Stated problem -
Repeat the lines of the records exactly, from the first line through the line containing "frame-materials bbox=[172, 357, 262, 474]", inclusive.

Layout region records
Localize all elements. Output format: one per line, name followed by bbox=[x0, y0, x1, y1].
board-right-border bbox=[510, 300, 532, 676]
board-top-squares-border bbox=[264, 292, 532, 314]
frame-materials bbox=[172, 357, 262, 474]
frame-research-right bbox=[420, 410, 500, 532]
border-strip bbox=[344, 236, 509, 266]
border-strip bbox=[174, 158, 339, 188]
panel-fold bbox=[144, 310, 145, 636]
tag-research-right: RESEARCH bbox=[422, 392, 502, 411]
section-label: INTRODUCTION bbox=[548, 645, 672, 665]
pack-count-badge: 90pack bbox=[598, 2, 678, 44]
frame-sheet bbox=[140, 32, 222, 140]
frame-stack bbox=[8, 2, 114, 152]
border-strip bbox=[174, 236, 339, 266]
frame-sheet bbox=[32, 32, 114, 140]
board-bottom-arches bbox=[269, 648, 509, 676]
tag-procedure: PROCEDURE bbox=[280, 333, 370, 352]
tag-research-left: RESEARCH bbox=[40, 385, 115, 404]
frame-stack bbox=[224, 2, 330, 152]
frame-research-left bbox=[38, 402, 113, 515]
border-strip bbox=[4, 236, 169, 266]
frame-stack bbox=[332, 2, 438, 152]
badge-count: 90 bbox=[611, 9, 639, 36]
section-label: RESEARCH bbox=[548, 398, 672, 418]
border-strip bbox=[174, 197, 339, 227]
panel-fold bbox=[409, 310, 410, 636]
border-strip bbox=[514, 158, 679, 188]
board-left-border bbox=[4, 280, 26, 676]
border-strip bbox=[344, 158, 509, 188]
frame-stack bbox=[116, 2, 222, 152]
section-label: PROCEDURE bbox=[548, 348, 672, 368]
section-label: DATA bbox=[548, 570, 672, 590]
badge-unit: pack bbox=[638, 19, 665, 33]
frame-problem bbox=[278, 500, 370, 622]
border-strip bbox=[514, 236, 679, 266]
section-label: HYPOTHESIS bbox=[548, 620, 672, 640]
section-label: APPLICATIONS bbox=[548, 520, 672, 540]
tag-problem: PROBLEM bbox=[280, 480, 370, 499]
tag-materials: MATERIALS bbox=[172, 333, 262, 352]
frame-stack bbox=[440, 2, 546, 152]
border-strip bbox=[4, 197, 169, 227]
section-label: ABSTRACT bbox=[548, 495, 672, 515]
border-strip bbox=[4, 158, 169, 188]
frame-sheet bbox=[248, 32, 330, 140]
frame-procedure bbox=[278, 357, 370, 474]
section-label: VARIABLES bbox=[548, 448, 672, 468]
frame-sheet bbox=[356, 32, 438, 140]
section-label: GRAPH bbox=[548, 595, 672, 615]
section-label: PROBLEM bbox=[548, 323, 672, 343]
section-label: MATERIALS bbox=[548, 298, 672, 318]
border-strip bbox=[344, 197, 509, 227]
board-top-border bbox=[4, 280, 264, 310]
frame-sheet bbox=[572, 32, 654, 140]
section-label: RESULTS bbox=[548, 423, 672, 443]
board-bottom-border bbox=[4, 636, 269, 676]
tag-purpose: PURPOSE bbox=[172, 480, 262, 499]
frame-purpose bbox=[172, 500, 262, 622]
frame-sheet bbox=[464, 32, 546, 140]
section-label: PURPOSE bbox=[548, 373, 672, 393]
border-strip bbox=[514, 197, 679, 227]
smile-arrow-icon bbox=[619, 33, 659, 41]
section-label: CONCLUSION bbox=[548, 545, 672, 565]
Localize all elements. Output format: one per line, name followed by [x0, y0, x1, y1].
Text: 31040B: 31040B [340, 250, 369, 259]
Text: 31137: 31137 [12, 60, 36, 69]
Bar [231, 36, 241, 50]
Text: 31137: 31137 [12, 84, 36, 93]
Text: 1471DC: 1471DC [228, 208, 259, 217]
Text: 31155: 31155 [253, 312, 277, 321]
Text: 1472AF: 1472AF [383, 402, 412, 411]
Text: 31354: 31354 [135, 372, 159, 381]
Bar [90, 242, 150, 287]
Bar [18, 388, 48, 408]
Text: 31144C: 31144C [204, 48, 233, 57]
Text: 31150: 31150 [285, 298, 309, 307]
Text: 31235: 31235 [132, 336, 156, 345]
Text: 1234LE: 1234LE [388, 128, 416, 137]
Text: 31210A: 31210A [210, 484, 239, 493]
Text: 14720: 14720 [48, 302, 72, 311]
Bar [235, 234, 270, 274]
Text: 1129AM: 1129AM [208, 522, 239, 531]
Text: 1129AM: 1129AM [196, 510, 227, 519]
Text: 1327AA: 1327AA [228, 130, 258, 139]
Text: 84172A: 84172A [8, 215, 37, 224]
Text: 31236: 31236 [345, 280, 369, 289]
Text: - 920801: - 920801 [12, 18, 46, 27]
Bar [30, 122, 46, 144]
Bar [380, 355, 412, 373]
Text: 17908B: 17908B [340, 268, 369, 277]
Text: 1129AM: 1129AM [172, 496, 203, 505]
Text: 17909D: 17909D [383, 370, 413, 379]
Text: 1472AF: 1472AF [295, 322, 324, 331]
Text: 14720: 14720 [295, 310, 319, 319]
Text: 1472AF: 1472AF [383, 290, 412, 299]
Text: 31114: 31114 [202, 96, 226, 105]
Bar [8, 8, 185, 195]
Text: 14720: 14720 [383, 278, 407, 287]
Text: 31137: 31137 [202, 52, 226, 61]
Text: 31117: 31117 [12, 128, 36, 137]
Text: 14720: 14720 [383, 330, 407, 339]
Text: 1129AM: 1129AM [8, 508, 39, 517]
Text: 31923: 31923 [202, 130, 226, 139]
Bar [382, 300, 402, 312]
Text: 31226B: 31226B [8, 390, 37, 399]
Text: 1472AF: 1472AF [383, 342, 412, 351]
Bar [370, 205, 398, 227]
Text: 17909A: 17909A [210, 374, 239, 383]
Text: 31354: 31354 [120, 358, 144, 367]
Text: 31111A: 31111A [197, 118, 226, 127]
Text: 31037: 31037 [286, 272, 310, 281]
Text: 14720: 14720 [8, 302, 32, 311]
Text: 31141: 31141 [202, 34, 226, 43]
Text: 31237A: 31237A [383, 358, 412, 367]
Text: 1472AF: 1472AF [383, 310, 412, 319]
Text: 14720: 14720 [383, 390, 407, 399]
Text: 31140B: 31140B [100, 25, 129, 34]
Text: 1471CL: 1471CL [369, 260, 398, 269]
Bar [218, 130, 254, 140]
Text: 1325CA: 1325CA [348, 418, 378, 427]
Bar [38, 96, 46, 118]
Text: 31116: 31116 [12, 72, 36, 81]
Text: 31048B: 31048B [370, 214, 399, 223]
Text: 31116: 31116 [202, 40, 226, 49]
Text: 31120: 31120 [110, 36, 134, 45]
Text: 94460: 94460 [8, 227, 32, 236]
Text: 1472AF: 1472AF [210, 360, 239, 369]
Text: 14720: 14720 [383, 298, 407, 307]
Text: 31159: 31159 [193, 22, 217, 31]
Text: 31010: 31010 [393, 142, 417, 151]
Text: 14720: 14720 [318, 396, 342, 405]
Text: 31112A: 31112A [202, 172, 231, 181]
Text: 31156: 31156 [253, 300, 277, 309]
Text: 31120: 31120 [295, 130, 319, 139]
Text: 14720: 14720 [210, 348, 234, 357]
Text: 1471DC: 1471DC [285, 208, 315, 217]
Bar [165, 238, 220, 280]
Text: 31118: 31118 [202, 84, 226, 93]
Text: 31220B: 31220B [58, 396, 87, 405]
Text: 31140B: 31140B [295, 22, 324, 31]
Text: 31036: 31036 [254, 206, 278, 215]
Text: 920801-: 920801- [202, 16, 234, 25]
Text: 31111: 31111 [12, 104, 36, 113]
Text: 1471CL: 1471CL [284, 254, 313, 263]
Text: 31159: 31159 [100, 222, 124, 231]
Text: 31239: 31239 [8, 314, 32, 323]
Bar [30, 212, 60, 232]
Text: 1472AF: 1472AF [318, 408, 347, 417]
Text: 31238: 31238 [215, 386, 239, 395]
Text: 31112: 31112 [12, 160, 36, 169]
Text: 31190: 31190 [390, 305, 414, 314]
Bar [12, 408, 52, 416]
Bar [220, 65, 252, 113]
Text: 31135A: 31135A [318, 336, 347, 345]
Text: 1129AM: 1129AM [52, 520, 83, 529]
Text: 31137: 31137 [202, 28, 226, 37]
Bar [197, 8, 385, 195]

Output for this task -
Localize all elements. Output format: one per line, name followed by bbox=[x0, y0, x1, y1].
board-right-border bbox=[510, 300, 532, 676]
board-top-squares-border bbox=[264, 292, 532, 314]
frame-materials bbox=[172, 357, 262, 474]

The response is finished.